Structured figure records
══════
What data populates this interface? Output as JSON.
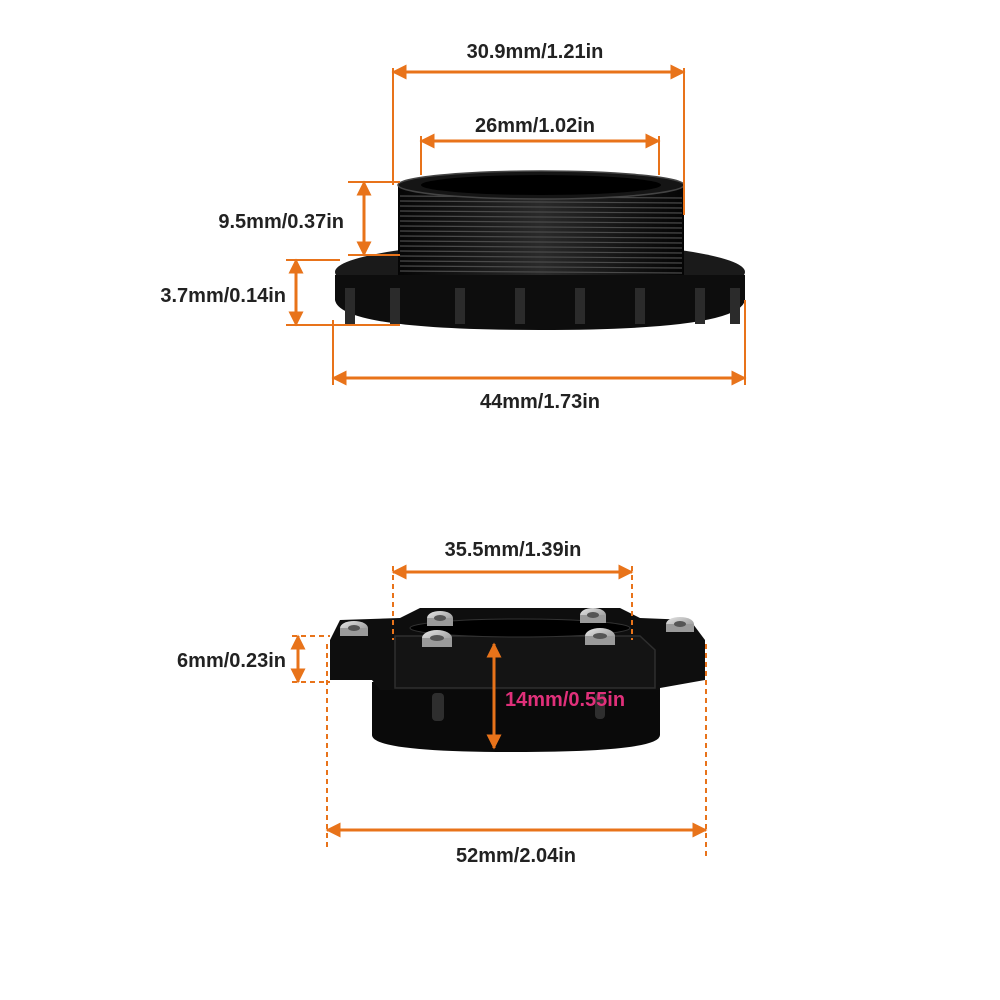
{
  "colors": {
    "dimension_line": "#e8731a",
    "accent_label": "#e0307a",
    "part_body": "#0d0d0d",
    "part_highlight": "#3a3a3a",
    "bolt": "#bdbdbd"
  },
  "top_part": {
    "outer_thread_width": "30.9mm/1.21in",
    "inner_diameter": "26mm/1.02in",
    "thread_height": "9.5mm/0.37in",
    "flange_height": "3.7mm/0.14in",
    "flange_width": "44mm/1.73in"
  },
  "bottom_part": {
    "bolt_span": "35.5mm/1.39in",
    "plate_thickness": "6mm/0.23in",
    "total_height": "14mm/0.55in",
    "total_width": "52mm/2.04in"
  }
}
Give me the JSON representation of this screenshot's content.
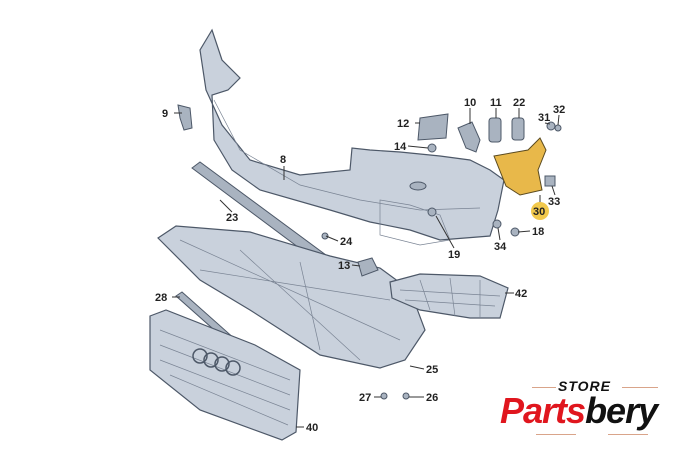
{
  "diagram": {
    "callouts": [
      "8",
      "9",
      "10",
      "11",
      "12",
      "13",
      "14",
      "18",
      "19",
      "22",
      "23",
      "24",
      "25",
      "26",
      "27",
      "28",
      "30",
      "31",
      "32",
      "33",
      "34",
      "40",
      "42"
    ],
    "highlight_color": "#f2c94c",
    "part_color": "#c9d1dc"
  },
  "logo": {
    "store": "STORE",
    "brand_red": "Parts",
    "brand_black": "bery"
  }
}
══════
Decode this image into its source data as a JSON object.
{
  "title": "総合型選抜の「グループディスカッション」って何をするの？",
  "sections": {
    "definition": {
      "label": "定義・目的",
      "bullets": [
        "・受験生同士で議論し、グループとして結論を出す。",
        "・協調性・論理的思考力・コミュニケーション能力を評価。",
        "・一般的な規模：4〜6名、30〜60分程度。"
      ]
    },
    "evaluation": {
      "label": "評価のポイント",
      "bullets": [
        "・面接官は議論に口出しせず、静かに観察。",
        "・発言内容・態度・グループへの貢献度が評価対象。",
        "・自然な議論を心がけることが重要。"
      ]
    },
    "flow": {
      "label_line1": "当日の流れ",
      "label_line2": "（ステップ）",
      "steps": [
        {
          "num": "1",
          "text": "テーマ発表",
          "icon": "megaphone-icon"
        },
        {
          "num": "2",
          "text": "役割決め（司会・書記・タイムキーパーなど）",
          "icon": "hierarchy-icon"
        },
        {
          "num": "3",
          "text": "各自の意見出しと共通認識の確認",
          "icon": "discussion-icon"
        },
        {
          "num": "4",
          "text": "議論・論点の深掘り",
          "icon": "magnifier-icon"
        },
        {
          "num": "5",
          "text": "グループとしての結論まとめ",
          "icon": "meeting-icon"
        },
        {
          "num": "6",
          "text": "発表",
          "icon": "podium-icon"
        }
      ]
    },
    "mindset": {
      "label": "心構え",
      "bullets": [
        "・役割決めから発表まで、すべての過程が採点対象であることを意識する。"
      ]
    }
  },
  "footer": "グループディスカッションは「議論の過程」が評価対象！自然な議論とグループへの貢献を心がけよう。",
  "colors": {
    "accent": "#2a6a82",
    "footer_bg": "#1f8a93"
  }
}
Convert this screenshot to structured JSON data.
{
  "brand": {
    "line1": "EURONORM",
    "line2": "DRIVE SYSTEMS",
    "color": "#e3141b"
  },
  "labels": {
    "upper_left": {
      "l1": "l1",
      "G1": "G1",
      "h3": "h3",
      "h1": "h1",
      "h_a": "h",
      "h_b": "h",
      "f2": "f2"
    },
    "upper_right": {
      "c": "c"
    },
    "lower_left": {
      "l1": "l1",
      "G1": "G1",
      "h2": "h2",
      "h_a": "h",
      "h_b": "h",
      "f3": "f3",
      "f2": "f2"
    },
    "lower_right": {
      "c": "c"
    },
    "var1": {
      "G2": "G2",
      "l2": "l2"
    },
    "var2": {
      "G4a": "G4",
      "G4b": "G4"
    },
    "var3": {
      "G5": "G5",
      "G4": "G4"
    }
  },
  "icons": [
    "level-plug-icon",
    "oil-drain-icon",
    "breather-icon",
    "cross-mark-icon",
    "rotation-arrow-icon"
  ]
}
══════
### WHAT IS EXPECTED
Where a line contains "JSON", copy that line.

### SOLUTION TO THIS EXERCISE
What data populates this interface? Output as JSON.
Give me the JSON representation of this screenshot's content.
Decode this image into its source data as a JSON object.
Convert this screenshot to structured JSON data.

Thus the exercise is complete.